Stored entries
####

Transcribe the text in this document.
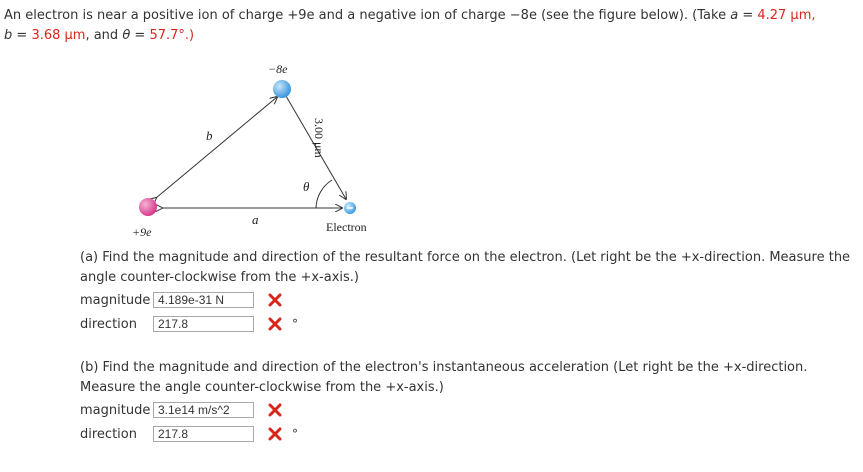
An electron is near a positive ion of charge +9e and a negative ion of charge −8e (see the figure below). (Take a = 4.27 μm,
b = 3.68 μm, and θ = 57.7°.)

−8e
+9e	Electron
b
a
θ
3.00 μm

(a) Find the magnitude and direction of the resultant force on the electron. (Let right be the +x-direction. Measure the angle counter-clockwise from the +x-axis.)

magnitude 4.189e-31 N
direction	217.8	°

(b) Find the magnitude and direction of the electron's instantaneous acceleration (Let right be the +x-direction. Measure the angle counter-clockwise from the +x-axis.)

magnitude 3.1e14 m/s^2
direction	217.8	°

####

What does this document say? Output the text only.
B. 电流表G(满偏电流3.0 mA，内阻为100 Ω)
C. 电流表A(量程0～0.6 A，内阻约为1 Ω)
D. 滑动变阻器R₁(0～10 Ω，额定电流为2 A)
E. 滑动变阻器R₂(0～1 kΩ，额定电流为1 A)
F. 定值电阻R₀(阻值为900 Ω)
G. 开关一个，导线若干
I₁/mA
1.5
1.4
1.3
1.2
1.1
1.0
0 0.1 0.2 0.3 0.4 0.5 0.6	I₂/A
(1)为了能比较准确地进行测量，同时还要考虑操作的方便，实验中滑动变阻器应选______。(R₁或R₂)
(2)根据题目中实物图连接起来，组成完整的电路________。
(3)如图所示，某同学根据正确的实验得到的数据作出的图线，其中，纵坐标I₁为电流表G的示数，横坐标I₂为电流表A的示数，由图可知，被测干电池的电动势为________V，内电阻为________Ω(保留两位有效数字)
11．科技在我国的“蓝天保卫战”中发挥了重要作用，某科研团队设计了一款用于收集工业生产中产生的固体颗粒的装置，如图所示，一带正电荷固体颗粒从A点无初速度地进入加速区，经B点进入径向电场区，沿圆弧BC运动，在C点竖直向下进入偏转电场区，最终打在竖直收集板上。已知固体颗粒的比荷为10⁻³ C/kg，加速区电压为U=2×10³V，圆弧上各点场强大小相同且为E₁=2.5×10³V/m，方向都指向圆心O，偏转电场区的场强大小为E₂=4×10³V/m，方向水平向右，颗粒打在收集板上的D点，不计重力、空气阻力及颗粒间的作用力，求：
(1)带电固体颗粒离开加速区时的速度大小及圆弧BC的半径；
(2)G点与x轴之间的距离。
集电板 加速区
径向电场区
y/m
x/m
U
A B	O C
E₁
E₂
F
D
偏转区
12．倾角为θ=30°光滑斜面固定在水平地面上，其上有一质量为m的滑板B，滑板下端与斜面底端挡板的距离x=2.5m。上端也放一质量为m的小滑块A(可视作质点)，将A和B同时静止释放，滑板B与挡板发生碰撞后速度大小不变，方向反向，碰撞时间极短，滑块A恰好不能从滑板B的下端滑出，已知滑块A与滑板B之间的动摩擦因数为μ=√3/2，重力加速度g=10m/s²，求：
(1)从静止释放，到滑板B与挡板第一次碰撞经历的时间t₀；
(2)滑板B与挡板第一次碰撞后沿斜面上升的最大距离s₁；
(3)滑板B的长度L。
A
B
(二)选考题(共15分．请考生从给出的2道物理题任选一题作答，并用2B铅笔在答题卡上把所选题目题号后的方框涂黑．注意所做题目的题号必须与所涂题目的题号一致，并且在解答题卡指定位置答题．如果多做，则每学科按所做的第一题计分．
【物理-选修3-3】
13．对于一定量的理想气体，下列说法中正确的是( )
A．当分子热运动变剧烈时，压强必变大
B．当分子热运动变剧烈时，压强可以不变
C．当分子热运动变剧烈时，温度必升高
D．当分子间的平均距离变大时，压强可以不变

####

### Objective
Out of the preceding entries, pull every line containing the string "document".

### Finished task
Transcribe the text in this document.
What does this document say? Output the text only.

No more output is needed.